Your instructions. Return each line holding the string "structured".

Source records.
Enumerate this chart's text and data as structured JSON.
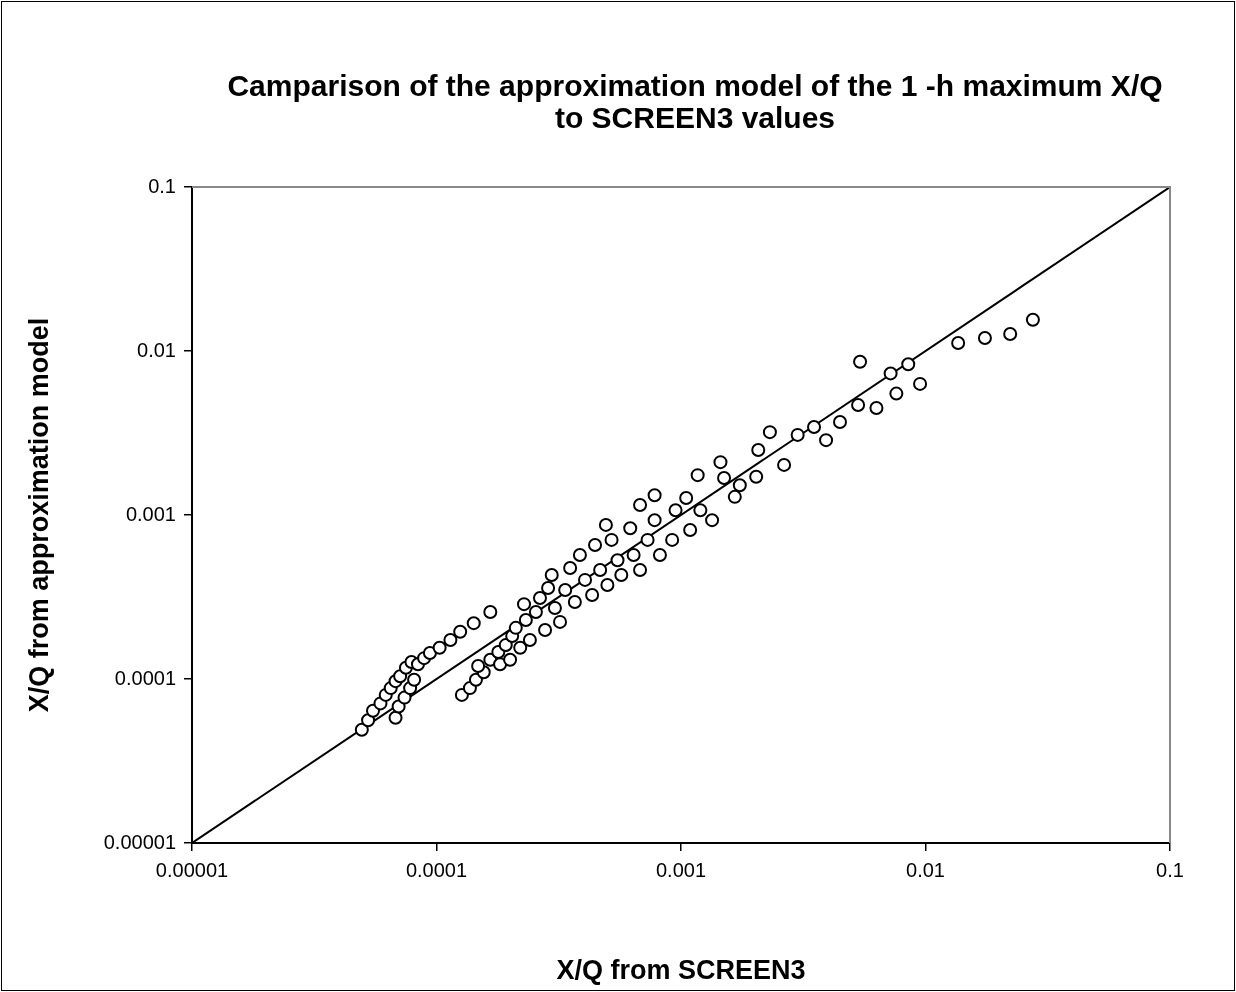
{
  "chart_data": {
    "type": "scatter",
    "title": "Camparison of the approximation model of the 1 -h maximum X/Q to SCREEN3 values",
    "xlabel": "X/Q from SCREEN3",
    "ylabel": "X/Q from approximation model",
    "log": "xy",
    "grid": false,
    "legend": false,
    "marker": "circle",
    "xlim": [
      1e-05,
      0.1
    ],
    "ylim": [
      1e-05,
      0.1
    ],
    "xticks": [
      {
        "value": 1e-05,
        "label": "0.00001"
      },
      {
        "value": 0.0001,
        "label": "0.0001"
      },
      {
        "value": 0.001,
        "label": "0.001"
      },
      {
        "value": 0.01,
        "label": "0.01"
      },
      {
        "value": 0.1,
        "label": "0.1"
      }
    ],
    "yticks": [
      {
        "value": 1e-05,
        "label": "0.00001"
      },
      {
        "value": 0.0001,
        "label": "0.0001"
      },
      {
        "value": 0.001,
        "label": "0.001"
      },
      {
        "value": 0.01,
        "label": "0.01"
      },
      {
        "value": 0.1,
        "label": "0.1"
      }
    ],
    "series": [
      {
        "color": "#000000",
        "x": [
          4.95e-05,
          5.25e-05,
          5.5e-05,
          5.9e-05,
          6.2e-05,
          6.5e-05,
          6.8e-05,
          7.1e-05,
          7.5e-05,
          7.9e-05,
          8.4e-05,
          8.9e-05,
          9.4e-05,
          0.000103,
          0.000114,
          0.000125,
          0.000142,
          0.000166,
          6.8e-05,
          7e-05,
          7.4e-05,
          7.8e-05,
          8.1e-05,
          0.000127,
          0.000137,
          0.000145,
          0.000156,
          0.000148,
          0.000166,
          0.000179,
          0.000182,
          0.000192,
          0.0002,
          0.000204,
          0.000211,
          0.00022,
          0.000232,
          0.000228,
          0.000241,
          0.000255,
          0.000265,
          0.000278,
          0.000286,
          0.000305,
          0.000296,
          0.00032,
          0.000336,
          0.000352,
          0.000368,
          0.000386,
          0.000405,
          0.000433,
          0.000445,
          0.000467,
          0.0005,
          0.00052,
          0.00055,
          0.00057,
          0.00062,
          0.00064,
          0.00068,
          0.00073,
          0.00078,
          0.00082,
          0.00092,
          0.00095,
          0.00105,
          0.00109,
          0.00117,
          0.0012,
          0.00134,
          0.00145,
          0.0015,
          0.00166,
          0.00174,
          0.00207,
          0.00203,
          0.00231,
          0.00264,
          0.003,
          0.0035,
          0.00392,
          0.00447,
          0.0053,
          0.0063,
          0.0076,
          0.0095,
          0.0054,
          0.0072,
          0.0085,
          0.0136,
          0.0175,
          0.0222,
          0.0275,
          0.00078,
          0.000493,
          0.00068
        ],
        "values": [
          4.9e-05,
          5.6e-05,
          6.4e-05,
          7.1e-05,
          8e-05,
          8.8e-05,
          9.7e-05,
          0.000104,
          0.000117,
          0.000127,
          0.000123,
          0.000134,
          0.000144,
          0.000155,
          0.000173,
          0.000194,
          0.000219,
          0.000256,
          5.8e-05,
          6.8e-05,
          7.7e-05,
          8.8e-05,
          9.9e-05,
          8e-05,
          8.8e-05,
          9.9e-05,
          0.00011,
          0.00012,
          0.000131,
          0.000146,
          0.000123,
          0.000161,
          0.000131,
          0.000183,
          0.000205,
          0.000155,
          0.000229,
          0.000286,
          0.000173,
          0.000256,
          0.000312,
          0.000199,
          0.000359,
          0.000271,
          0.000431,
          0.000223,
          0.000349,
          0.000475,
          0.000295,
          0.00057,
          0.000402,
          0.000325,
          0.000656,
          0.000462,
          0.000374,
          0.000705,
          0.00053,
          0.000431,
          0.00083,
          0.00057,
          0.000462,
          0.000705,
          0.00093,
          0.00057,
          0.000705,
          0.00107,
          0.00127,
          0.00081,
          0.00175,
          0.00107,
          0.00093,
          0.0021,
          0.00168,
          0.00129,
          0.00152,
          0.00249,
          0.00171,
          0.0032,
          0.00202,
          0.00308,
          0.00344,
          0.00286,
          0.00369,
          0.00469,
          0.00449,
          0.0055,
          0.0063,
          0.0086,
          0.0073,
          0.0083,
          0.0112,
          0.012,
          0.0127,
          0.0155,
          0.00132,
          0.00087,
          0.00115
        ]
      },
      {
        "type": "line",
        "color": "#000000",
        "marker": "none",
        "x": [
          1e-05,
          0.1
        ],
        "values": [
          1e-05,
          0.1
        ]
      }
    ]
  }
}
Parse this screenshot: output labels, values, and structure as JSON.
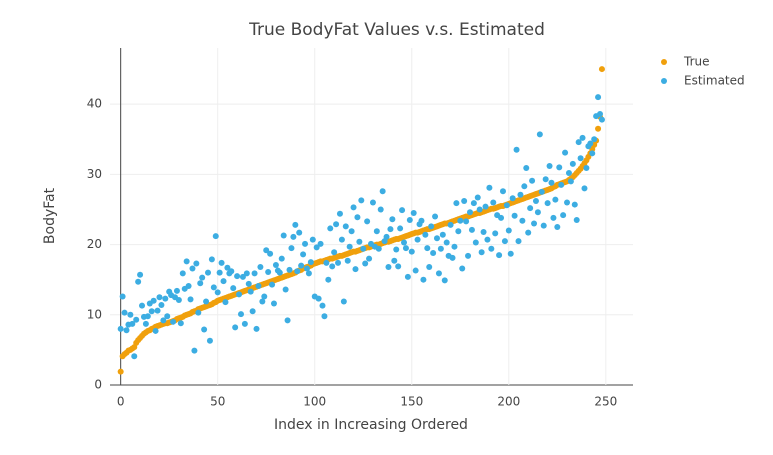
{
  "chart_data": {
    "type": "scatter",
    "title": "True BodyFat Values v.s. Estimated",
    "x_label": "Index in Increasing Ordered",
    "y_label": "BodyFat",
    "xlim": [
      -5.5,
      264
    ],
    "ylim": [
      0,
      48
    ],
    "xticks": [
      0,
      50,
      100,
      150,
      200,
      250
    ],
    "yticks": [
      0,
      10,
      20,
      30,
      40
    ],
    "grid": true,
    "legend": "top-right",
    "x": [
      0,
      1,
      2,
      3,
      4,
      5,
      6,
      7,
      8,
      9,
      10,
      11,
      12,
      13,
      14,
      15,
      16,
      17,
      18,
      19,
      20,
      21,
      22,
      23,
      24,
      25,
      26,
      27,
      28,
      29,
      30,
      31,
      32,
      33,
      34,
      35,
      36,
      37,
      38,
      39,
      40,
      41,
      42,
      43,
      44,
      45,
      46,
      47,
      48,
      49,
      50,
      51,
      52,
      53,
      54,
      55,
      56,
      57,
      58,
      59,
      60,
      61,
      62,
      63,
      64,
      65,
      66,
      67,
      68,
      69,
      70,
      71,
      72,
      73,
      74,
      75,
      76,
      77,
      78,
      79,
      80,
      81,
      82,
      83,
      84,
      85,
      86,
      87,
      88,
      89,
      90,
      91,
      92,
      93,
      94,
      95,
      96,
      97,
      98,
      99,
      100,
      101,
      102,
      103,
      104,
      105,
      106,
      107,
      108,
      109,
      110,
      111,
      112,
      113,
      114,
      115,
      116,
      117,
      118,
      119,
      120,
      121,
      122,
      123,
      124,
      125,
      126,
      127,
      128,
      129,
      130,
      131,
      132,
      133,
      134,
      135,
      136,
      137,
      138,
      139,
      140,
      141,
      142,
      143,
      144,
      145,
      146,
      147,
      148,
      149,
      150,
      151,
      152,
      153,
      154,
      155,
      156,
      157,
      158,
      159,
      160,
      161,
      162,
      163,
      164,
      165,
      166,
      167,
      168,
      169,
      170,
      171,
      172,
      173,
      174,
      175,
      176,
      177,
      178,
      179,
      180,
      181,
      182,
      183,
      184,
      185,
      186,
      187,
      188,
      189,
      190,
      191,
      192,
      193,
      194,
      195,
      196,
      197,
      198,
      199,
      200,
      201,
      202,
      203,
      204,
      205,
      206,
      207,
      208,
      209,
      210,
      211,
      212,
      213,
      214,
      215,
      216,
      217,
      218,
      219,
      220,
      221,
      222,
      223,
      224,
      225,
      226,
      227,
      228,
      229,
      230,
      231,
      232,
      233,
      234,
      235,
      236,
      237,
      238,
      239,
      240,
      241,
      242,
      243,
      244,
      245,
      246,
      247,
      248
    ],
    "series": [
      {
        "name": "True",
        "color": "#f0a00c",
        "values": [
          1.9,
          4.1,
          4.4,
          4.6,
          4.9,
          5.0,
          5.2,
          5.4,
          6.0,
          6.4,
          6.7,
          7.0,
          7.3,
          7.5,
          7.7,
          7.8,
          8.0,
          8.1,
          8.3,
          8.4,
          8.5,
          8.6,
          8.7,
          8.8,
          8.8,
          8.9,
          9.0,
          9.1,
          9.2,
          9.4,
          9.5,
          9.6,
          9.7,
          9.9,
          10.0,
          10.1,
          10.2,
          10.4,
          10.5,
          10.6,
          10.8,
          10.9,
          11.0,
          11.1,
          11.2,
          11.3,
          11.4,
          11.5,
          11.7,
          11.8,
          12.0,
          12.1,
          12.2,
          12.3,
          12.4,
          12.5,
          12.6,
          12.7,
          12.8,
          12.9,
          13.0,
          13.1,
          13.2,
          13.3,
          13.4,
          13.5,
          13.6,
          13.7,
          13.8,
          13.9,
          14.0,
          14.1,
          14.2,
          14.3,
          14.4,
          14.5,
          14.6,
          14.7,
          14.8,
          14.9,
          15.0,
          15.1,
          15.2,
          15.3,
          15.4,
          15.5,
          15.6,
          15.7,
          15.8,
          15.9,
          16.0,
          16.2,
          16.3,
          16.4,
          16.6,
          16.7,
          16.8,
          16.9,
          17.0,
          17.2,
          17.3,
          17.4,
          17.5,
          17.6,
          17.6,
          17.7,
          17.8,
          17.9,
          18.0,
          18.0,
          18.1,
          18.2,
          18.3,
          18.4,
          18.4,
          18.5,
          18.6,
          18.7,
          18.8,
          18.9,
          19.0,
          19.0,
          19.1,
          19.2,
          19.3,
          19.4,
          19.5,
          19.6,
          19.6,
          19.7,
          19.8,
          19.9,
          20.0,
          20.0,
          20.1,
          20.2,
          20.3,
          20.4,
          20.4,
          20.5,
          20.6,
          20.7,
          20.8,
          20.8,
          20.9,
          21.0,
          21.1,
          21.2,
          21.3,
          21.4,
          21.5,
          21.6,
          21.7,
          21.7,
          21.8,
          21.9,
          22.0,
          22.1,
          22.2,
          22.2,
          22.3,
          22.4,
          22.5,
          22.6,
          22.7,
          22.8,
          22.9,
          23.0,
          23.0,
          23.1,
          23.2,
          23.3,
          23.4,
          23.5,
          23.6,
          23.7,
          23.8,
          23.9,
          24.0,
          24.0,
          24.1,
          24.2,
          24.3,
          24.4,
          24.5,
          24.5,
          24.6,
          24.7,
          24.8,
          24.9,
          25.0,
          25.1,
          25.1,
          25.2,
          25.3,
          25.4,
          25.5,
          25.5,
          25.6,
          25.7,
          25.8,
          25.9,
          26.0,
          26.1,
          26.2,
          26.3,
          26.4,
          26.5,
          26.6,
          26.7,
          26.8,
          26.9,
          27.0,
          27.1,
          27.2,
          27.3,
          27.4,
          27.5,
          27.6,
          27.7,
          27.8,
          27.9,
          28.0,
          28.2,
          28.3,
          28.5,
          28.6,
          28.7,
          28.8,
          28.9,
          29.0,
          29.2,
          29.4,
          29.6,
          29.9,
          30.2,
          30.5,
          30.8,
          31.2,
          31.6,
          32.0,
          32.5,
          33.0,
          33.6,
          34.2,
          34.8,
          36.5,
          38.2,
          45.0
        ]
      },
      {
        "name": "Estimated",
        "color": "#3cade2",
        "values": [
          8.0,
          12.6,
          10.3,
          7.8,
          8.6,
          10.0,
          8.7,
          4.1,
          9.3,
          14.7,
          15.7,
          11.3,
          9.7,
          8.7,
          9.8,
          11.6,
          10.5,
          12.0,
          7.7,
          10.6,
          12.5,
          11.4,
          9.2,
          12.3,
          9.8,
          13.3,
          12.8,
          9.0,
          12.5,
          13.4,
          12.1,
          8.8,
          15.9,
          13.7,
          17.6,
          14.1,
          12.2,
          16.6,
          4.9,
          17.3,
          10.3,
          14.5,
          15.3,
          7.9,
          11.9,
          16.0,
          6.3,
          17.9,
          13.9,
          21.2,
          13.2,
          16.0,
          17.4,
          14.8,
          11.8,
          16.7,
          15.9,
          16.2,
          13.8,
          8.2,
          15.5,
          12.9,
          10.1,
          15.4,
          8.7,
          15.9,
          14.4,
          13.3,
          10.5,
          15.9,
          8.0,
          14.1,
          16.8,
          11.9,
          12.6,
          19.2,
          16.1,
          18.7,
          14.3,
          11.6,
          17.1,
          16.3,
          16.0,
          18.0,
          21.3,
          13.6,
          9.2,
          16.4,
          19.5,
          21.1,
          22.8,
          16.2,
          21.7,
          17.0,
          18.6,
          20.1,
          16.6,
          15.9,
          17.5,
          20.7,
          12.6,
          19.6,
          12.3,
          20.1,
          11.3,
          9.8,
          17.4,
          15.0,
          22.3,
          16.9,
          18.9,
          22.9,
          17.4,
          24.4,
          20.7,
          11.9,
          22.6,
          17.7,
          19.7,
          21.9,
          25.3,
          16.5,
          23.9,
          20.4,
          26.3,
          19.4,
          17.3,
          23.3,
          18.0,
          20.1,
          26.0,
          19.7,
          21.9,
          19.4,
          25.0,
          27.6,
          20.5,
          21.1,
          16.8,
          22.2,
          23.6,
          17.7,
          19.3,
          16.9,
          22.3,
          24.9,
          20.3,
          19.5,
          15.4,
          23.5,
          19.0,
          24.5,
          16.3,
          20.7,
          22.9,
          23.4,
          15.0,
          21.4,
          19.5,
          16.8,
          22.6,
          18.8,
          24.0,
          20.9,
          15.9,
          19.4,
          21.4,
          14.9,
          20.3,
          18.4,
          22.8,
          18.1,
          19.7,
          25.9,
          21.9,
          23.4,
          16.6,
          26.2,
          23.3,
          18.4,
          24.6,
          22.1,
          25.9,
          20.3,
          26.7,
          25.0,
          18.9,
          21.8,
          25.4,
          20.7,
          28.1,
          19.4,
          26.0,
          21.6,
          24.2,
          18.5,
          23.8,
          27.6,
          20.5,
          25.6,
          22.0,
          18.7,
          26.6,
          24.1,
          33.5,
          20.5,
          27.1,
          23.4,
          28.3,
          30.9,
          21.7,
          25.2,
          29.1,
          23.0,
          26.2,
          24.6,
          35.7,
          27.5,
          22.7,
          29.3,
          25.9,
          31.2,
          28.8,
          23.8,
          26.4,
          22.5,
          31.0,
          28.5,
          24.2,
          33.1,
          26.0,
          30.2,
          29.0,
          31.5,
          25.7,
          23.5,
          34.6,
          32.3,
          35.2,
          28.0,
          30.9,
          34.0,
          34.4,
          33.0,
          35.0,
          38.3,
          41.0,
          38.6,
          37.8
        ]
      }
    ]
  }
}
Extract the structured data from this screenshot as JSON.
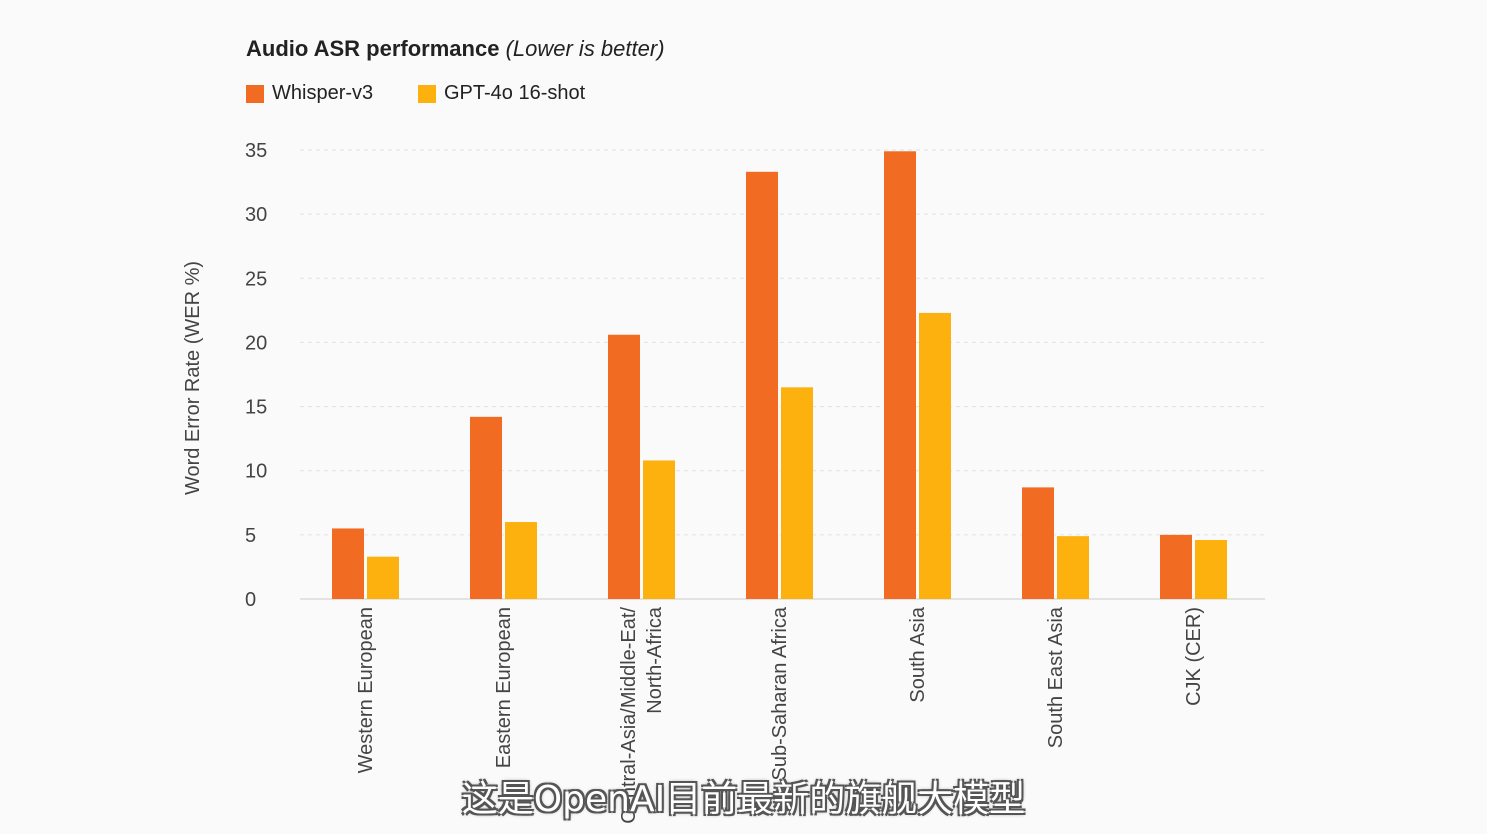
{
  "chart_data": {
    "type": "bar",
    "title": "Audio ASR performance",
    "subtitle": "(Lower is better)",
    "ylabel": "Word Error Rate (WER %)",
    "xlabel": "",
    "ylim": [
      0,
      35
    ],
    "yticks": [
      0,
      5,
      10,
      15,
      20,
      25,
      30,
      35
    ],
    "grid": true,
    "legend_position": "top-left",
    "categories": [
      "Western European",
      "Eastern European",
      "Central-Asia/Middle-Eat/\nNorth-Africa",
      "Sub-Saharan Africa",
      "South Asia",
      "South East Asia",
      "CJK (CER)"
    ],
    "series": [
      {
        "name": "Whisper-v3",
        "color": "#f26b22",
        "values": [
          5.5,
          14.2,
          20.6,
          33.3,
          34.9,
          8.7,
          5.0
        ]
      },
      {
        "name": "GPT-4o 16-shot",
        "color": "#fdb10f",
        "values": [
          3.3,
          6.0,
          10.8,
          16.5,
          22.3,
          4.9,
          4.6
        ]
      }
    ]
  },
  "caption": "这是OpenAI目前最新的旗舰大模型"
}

Written response.
Enumerate this chart's text and data as structured JSON.
Extract the structured data from this screenshot as JSON.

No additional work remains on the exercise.